Requisito a: Reproduza sem alterações as entradas que começam na linha que contém "row-bet: ₩60,000 — [468, 833, 603, 868]" e terminam na linha que contém "row-game: XXXtrem... — [228, 1493, 390, 1528]", ambas incluídas.

Texto fornecido:
== == ==

Prescreve a lei que esta contribuição visa, genericamente, o desenvolvimento de medidas que contribuam para o equilíbrio e sustentabilidade sistémica do sector energético.
Pelo que, ainda que não referida a uma contraprestação directa, específica e efectiva, resultante de uma relação concreta com um bem ou serviço, o que afasta a sua qualificação como taxa, a sujeição à CESE de determinados operadores económicos tem como um dos seus objectivos "financiar mecanismos que promovam a sustentabilidade sistémica do sector energético" (cfr.artº.1, nº.2, do regime da CESE). Portanto, a par do objectivo da redução da dívida tarifária - que é uma das suas causas - o objectivo da promoção de mecanismos para financiamento de políticas do sector energético de cariz social e ambiental, e de medidas relacionadas com a eficiência energética, bem como de medidas de apoio às empresas, gerará, igualmente, contrapartidas, ainda que difusas, dirigidas aos sujeitos passivos da CESE. A existência destas presumidas contraprestações que vão além do mero objectivo da redução tarifária, e que a criação do FSSSE garante, assegura, também, o carácter estrutural de bilateralidade ou sinalagmaticidade da relação subjacente ao tributo em causa, permitindo excluir a sua caracterização como imposto, já que nelas (contraprestações) é possível identificar a satisfação das utilidades do sujeito passivo do tributo como contrapartida do respectivo pagamento. É a participação de um especial sector da atividade económica nos benefícios/custos presumidos da adopção destas políticas de financiamento que permite isolá-los dos demais contribuintes, sujeitando-os à contribuição criada pelas normas em apreciação, sem que essa diferenciação possa considerar-se violadora da Constituição, como veremos. Assim, apesar de não pressupor uma contraprestação directa, específica e efectiva, razão pela qual não pode ser qualificada como taxa, a CESE, reveste características de bilateralidade na relação entre o Estado e os sujeitos passivos do tributo, pela conexão entre a origem das receitas e o seu destino.

== == ==

Entradas de dados:
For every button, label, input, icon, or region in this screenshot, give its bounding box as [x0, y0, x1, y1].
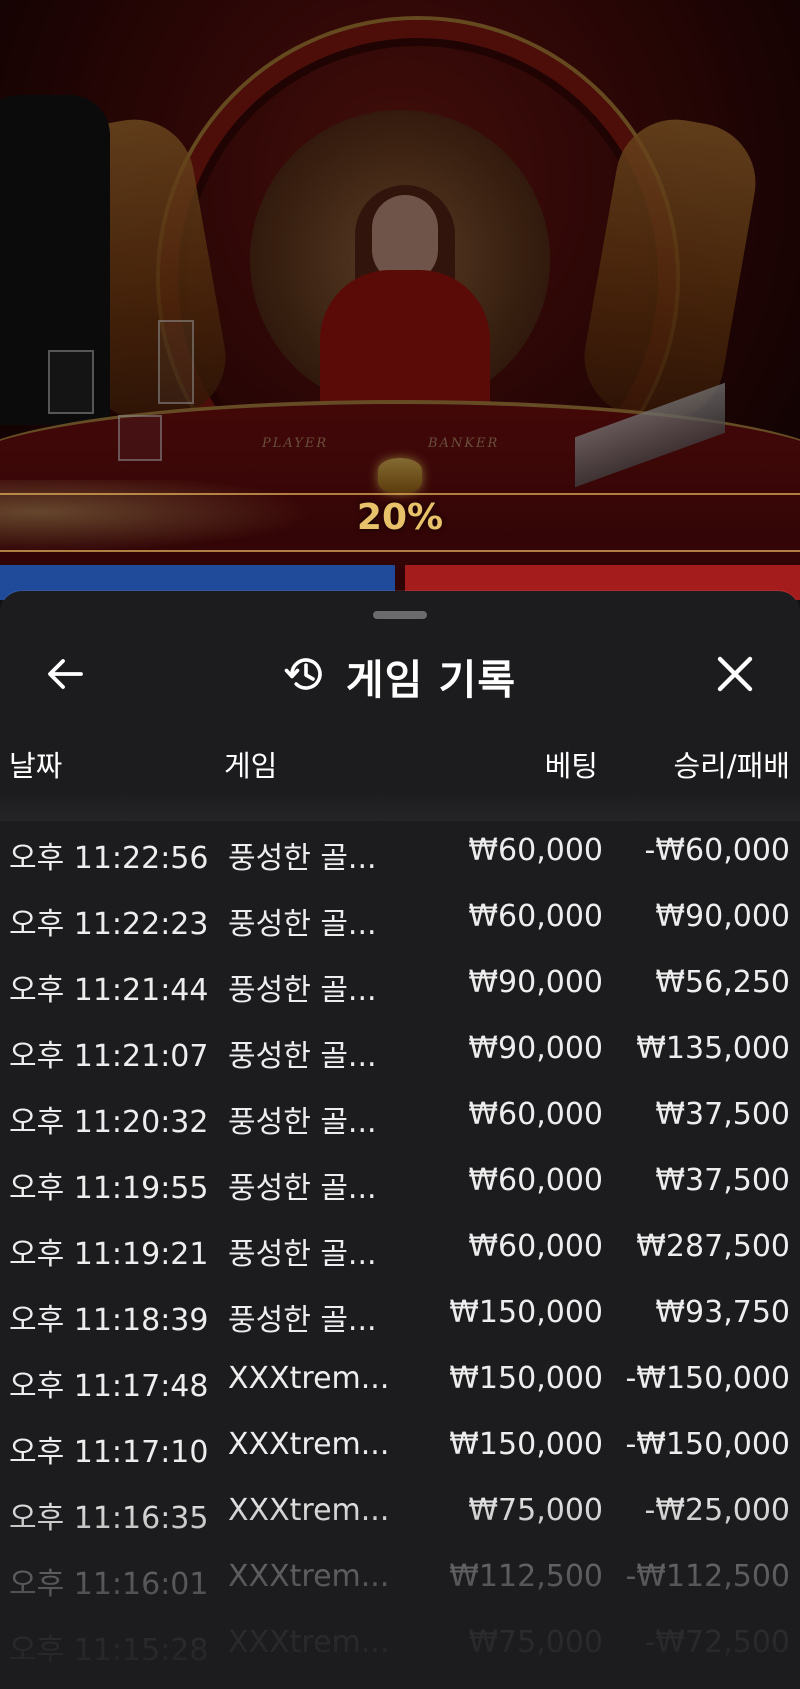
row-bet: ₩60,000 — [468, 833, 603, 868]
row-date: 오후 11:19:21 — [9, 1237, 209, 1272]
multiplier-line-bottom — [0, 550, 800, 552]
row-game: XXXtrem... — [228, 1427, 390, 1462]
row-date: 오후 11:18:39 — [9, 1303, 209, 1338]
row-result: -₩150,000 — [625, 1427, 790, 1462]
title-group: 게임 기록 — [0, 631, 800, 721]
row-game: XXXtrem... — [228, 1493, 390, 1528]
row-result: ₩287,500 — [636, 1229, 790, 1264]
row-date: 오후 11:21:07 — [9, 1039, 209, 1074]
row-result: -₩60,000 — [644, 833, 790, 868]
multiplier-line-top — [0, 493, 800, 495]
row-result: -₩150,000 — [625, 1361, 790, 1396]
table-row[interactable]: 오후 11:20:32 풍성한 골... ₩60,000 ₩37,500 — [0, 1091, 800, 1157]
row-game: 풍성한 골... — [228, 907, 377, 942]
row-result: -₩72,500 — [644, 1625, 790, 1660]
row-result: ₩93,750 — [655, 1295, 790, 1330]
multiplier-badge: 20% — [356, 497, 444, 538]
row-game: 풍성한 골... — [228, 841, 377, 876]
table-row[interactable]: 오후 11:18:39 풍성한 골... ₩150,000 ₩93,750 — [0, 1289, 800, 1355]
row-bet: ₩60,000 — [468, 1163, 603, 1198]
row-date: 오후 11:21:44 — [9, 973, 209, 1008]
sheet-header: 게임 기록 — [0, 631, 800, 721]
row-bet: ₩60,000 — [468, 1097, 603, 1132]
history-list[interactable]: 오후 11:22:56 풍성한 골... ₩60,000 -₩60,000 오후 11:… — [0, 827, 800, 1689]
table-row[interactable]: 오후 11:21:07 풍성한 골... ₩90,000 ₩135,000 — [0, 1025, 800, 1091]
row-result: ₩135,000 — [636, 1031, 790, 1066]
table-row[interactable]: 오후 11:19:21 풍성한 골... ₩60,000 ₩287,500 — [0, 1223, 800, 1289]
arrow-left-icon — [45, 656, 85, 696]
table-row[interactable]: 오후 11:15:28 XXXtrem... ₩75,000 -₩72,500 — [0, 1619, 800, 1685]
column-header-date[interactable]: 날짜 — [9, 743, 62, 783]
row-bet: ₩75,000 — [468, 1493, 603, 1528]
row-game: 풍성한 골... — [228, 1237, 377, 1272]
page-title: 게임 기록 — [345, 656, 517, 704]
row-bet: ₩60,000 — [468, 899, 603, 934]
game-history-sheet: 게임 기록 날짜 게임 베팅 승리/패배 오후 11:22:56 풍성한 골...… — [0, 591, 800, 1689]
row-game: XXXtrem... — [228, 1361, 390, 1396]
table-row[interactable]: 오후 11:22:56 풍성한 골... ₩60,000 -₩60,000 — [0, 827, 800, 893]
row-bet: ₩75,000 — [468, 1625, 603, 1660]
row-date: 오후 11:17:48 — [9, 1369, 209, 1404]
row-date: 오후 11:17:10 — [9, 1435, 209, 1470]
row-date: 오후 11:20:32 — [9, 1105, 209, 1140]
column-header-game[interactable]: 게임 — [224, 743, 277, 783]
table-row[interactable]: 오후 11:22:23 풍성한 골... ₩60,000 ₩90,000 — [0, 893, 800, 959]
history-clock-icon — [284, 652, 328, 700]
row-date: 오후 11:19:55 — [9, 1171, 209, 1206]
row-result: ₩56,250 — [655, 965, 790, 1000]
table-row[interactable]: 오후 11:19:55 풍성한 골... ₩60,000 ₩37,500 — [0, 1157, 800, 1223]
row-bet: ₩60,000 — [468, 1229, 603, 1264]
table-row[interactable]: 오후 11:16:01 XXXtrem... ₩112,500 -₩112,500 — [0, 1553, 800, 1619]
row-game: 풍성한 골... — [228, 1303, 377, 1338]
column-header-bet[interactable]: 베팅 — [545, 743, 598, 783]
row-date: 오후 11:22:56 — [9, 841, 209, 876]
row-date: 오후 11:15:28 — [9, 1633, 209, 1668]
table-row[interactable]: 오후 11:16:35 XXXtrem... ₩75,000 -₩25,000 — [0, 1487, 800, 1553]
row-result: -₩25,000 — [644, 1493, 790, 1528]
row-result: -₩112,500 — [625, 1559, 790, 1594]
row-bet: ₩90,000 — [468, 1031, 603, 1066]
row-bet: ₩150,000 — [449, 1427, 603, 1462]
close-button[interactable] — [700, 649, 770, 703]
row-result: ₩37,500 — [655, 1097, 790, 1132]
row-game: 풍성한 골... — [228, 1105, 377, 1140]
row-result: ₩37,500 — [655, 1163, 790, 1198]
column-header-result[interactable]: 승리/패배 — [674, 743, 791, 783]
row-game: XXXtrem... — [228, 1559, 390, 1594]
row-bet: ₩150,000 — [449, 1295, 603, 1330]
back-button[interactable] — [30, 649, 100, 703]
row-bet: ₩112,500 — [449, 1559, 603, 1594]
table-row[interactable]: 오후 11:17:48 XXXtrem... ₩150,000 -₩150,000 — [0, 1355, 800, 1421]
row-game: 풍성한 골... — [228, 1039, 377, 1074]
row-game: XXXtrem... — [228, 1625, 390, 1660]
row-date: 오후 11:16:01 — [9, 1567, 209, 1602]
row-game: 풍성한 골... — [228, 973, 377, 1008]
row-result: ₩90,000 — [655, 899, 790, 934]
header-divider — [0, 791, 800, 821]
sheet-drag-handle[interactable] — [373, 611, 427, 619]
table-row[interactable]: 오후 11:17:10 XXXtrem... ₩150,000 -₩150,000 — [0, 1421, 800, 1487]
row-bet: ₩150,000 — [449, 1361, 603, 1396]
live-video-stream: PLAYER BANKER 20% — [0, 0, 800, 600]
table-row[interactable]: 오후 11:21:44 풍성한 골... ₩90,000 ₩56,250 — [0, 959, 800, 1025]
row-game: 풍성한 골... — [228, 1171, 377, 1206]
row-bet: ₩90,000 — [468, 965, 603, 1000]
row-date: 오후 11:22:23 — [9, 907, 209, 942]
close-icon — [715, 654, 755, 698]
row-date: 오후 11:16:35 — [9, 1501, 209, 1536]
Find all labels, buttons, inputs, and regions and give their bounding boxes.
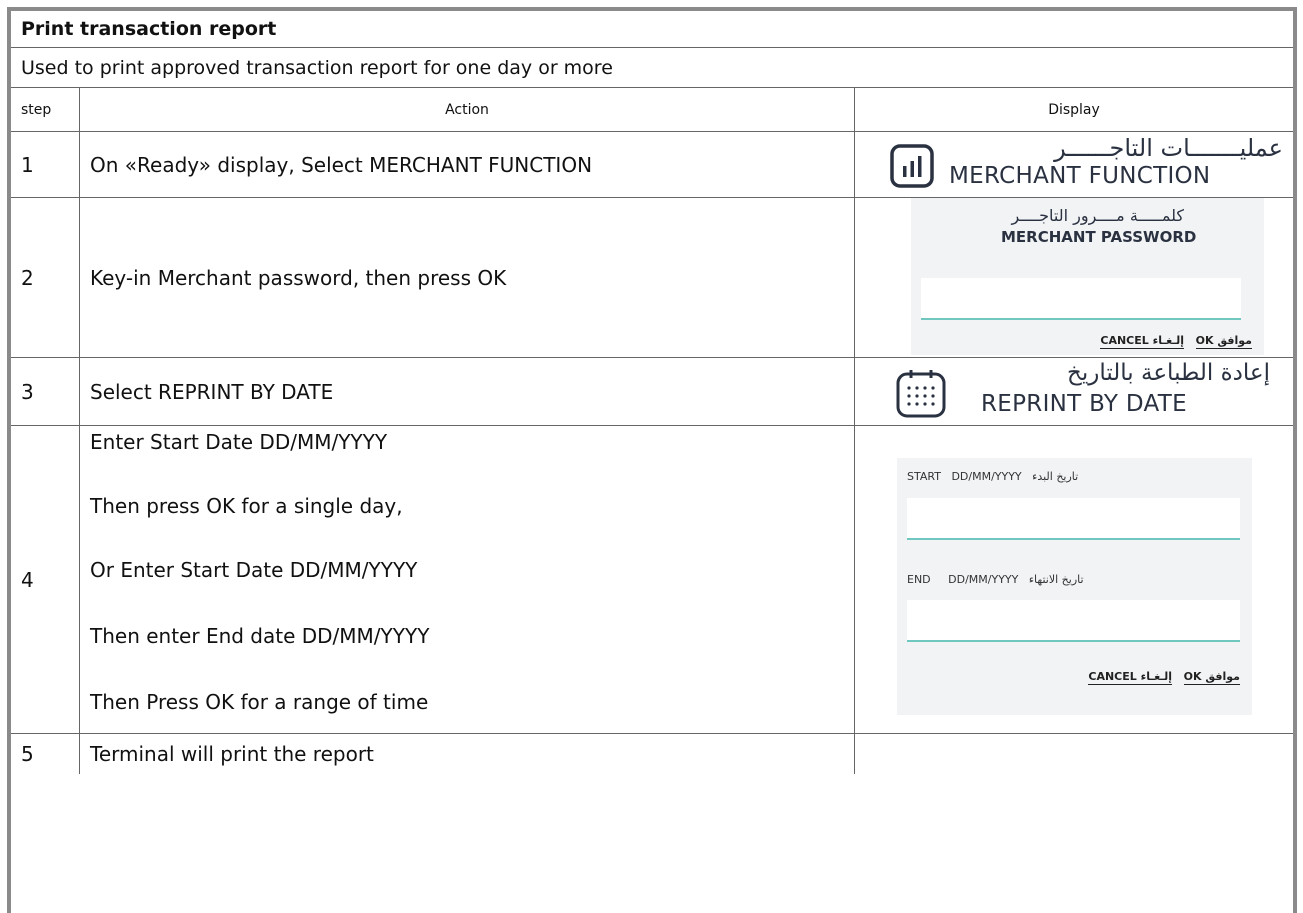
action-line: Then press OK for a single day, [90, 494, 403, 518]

== == ==

Requisito b: Prossiga o texto sobre a CESE a partir do ponto em que termina.

Resposta escrita a:
row-bet: ₩60,000 — [468, 833, 603, 868]
row-date: 오후 11:19:21 — [9, 1237, 209, 1272]
multiplier-line-bottom — [0, 550, 800, 552]
row-game: XXXtrem... — [228, 1427, 390, 1462]
row-date: 오후 11:18:39 — [9, 1303, 209, 1338]
row-result: -₩150,000 — [625, 1427, 790, 1462]
title-group: 게임 기록 — [0, 631, 800, 721]
row-game: XXXtrem... — [228, 1493, 390, 1528]

Resposta escrita b:
Não estamos, por isso, perante uma cobrança de tributo para participação nos gastos gerais da comunidade, numa pura angariação de receitas, que vise prover, indistintamente, às necessidades financeiras do Estado, que traduza o cumprimento de um dever geral de cidadania e solidariedade, como o dever de pagar impostos, em que esteja ausente uma qualquer contraprestação pública dedicada. Isto porque não é finalidade imediata e genérica deste tributo a obtenção de receitas, a serem afectadas, geral e indiscriminadamente, à satisfação de encargos públicos.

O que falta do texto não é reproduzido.